▸ What is asked
In the material below, list every line carrying the string "rounded".

─── Information shown ───

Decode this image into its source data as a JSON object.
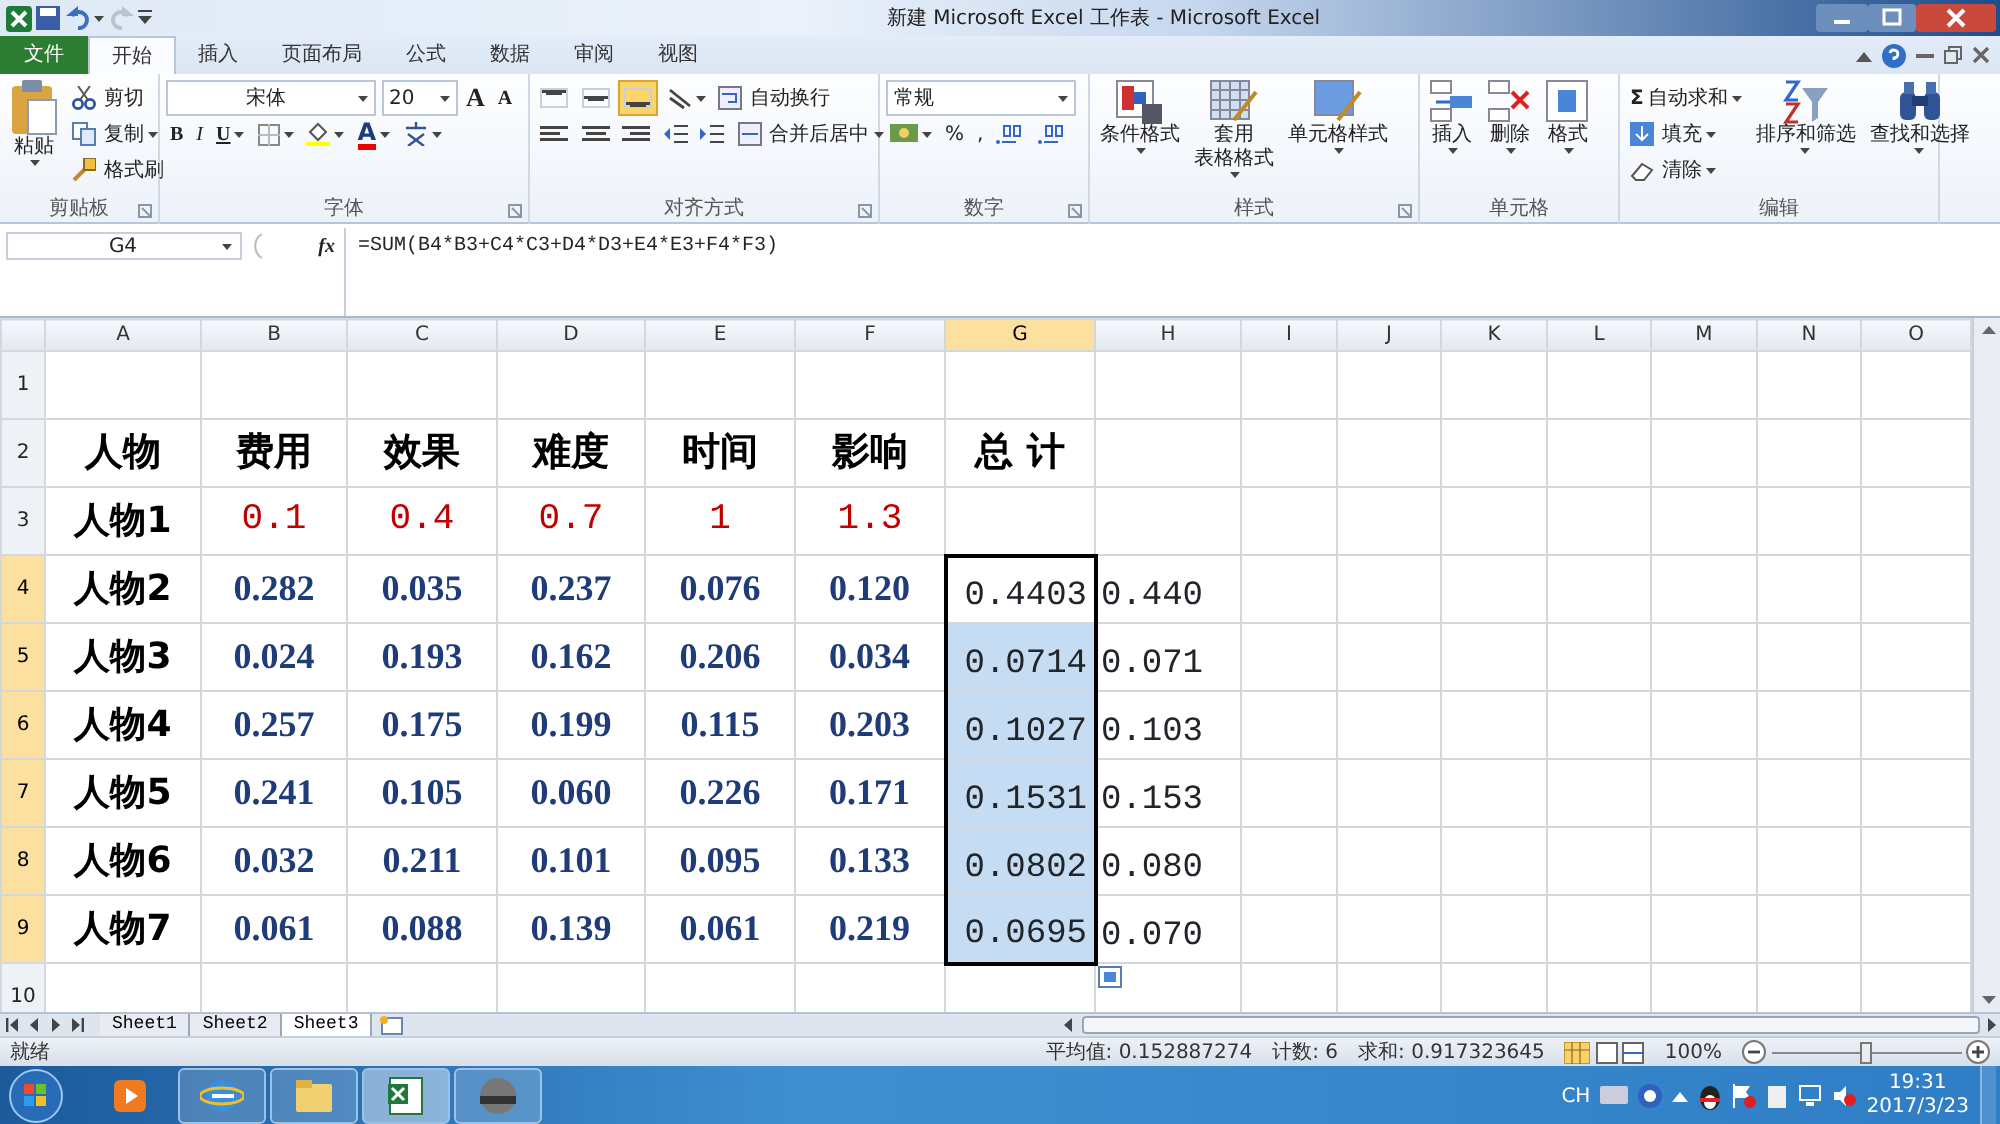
{
  "window": {
    "title": "新建 Microsoft Excel 工作表 - Microsoft Excel"
  },
  "tabs": [
    {
      "label": "文件",
      "kind": "file",
      "selected": false
    },
    {
      "label": "开始",
      "kind": "tab",
      "selected": true
    },
    {
      "label": "插入",
      "kind": "tab",
      "selected": false
    },
    {
      "label": "页面布局",
      "kind": "tab",
      "selected": false
    },
    {
      "label": "公式",
      "kind": "tab",
      "selected": false
    },
    {
      "label": "数据",
      "kind": "tab",
      "selected": false
    },
    {
      "label": "审阅",
      "kind": "tab",
      "selected": false
    },
    {
      "label": "视图",
      "kind": "tab",
      "selected": false
    }
  ],
  "ribbon": {
    "clipboard": {
      "title": "剪贴板",
      "paste": "粘贴",
      "items": [
        "剪切",
        "复制",
        "格式刷"
      ]
    },
    "font": {
      "title": "字体",
      "font_name": "宋体",
      "font_size": "20",
      "grow": "A",
      "shrink": "A",
      "bold": "B",
      "italic": "I",
      "underline": "U",
      "color_letter": "A"
    },
    "alignment": {
      "title": "对齐方式",
      "vertical": [
        {
          "selected": false
        },
        {
          "selected": false
        },
        {
          "selected": true
        }
      ],
      "wrap": "自动换行",
      "merge": "合并后居中"
    },
    "number": {
      "title": "数字",
      "format": "常规",
      "percent": "%",
      "comma": ","
    },
    "styles": {
      "title": "样式",
      "items": [
        [
          "条件格式"
        ],
        [
          "套用",
          "表格格式"
        ],
        [
          "单元格样式"
        ]
      ]
    },
    "cells": {
      "title": "单元格",
      "items": [
        "插入",
        "删除",
        "格式"
      ]
    },
    "editing": {
      "title": "编辑",
      "sigma": "Σ",
      "small": [
        "自动求和",
        "填充",
        "清除"
      ],
      "large": [
        "排序和筛选",
        "查找和选择"
      ]
    }
  },
  "formula_bar": {
    "name_box": "G4",
    "fx": "fx",
    "formula": "=SUM(B4*B3+C4*C3+D4*D3+E4*E3+F4*F3)"
  },
  "sheet": {
    "columns": [
      {
        "label": "A",
        "selected": false
      },
      {
        "label": "B",
        "selected": false
      },
      {
        "label": "C",
        "selected": false
      },
      {
        "label": "D",
        "selected": false
      },
      {
        "label": "E",
        "selected": false
      },
      {
        "label": "F",
        "selected": false
      },
      {
        "label": "G",
        "selected": true
      },
      {
        "label": "H",
        "selected": false
      },
      {
        "label": "I",
        "selected": false
      },
      {
        "label": "J",
        "selected": false
      },
      {
        "label": "K",
        "selected": false
      },
      {
        "label": "L",
        "selected": false
      },
      {
        "label": "M",
        "selected": false
      },
      {
        "label": "N",
        "selected": false
      },
      {
        "label": "O",
        "selected": false
      }
    ],
    "rows": [
      {
        "number": "1",
        "kind": "blank",
        "selected": false
      },
      {
        "number": "2",
        "kind": "header",
        "selected": false,
        "label": "人物",
        "values": [
          "费用",
          "效果",
          "难度",
          "时间",
          "影响"
        ],
        "total": "总 计"
      },
      {
        "number": "3",
        "kind": "weight",
        "selected": false,
        "label": "人物1",
        "values": [
          "0.1",
          "0.4",
          "0.7",
          "1",
          "1.3"
        ]
      },
      {
        "number": "4",
        "kind": "data",
        "selected": true,
        "active": true,
        "label": "人物2",
        "values": [
          "0.282",
          "0.035",
          "0.237",
          "0.076",
          "0.120"
        ],
        "total": "0.4403",
        "rounded": "0.440"
      },
      {
        "number": "5",
        "kind": "data",
        "selected": true,
        "active": false,
        "label": "人物3",
        "values": [
          "0.024",
          "0.193",
          "0.162",
          "0.206",
          "0.034"
        ],
        "total": "0.0714",
        "rounded": "0.071"
      },
      {
        "number": "6",
        "kind": "data",
        "selected": true,
        "active": false,
        "label": "人物4",
        "values": [
          "0.257",
          "0.175",
          "0.199",
          "0.115",
          "0.203"
        ],
        "total": "0.1027",
        "rounded": "0.103"
      },
      {
        "number": "7",
        "kind": "data",
        "selected": true,
        "active": false,
        "label": "人物5",
        "values": [
          "0.241",
          "0.105",
          "0.060",
          "0.226",
          "0.171"
        ],
        "total": "0.1531",
        "rounded": "0.153"
      },
      {
        "number": "8",
        "kind": "data",
        "selected": true,
        "active": false,
        "label": "人物6",
        "values": [
          "0.032",
          "0.211",
          "0.101",
          "0.095",
          "0.133"
        ],
        "total": "0.0802",
        "rounded": "0.080"
      },
      {
        "number": "9",
        "kind": "data",
        "selected": true,
        "active": false,
        "label": "人物7",
        "values": [
          "0.061",
          "0.088",
          "0.139",
          "0.061",
          "0.219"
        ],
        "total": "0.0695",
        "rounded": "0.070"
      },
      {
        "number": "10",
        "kind": "blank",
        "selected": false
      }
    ]
  },
  "sheet_tabs": [
    {
      "label": "Sheet1",
      "selected": false
    },
    {
      "label": "Sheet2",
      "selected": false
    },
    {
      "label": "Sheet3",
      "selected": true
    }
  ],
  "status_bar": {
    "ready": "就绪",
    "average": "平均值: 0.152887274",
    "count": "计数: 6",
    "sum": "求和: 0.917323645",
    "zoom": "100%",
    "zoom_slider": {
      "level": 0.5
    }
  },
  "taskbar": {
    "apps": [
      {
        "running": false,
        "active": false
      },
      {
        "running": true,
        "active": false
      },
      {
        "running": true,
        "active": false
      },
      {
        "running": true,
        "active": true
      },
      {
        "running": true,
        "active": false
      }
    ],
    "language": "CH",
    "time": "19:31",
    "date": "2017/3/23"
  }
}
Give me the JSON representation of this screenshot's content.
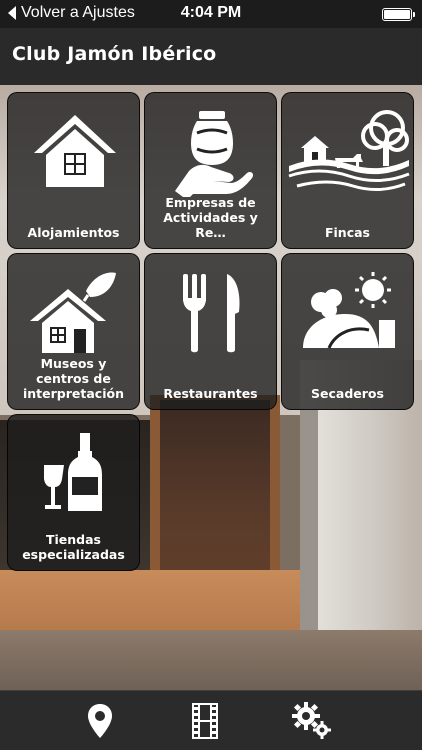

───

▸ Full answer
        "rounded": "0.440"
        "rounded": "0.071"
        "rounded": "0.103"
        "rounded": "0.153"
        "rounded": "0.080"
        "rounded": "0.070"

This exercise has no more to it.